• [Exercise goal] Take every line from the listing below that contains "session".

• [Items]

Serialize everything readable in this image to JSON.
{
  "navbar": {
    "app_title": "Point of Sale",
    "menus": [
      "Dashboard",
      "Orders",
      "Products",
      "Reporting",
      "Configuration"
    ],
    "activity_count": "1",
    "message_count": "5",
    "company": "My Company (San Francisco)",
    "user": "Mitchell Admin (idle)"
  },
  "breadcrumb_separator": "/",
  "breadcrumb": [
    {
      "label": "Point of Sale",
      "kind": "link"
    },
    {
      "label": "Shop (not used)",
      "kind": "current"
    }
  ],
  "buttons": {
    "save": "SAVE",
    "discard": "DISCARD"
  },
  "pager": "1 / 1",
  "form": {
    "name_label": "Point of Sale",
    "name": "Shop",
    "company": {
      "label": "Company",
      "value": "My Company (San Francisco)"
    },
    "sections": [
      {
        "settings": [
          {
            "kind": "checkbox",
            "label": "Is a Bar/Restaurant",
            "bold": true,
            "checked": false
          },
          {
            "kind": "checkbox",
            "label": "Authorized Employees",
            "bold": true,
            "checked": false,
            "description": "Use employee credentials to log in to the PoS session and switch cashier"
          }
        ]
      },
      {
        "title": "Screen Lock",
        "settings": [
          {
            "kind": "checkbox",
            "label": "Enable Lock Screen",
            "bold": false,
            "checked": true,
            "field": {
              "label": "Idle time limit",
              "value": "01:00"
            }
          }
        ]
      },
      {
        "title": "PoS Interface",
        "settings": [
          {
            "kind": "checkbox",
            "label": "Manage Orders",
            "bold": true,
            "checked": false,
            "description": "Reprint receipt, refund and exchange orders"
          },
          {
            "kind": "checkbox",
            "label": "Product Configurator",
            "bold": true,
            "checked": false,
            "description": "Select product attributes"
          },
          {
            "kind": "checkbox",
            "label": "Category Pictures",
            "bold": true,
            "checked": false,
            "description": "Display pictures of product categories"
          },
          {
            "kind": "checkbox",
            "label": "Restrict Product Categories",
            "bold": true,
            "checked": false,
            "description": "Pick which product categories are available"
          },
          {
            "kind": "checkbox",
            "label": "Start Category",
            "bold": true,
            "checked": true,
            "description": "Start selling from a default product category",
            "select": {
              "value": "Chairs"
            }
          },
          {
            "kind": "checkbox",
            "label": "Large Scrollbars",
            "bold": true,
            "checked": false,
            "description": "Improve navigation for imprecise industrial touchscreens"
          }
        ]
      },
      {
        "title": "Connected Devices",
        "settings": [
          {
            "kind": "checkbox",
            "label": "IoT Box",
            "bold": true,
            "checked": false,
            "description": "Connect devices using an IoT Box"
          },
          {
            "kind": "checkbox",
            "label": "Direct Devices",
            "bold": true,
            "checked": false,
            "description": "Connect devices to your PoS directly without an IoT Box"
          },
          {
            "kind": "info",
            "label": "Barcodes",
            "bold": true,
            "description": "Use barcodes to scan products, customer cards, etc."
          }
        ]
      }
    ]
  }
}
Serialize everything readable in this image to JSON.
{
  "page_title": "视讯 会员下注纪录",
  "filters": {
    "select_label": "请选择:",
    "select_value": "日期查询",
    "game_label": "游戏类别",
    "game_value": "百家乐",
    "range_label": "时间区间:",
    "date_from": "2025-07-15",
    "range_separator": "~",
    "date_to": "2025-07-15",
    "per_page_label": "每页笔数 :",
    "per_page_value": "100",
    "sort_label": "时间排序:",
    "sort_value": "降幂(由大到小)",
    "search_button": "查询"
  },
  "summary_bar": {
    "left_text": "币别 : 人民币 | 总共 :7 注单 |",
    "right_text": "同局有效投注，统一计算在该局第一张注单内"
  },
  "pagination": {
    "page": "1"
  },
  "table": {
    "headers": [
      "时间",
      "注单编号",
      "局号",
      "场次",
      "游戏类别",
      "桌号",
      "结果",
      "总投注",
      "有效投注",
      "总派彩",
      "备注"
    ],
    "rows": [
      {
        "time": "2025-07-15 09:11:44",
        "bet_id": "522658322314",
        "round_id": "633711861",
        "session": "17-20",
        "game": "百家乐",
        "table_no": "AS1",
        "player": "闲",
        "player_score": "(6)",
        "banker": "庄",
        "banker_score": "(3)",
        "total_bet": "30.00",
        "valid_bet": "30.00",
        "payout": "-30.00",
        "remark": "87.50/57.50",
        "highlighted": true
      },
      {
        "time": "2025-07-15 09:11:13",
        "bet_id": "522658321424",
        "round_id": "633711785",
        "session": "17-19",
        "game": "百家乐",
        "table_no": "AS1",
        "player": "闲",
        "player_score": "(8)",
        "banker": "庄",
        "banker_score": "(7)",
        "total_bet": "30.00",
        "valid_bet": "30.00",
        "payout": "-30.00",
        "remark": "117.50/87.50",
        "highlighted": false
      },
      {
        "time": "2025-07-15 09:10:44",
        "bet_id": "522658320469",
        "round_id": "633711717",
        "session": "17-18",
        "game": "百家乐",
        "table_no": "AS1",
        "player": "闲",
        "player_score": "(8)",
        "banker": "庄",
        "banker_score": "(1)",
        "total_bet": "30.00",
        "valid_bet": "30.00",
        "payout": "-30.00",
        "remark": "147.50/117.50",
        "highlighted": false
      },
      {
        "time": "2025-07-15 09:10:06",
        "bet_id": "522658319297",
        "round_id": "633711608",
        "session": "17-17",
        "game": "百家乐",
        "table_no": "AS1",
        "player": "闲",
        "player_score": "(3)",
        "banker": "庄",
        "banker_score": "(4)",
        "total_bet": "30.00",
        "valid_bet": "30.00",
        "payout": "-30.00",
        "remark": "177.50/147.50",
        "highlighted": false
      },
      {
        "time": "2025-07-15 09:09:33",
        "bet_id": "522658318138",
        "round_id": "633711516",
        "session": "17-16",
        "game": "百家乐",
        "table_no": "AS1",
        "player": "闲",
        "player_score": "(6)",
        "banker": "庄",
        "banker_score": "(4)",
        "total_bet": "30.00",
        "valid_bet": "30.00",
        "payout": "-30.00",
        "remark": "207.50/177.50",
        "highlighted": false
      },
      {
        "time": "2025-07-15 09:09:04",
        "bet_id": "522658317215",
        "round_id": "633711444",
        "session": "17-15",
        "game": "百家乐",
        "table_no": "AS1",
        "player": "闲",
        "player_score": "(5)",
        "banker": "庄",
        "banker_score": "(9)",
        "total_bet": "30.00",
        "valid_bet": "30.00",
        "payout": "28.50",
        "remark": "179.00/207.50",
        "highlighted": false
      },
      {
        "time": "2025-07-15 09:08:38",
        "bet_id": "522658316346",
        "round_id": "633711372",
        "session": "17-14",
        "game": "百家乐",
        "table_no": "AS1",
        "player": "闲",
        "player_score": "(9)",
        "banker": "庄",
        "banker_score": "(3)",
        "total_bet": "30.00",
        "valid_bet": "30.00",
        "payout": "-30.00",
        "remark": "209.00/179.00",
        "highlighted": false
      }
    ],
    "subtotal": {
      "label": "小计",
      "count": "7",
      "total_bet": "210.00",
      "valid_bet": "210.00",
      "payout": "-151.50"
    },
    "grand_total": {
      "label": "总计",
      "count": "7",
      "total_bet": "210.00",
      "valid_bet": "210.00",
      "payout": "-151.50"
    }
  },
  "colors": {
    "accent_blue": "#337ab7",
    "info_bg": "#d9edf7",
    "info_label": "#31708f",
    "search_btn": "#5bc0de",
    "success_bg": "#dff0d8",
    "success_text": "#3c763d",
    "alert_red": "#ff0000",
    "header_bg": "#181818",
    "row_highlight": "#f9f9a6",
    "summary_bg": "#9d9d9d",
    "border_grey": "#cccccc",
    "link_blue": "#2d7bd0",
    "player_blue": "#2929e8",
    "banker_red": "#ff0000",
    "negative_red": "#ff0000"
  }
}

• [Response to the exercise]
            "description": "Use employee credentials to log in to the PoS session and switch cashier"
        "session": "17-20",
        "session": "17-19",
        "session": "17-18",
        "session": "17-17",
        "session": "17-16",
        "session": "17-15",
        "session": "17-14",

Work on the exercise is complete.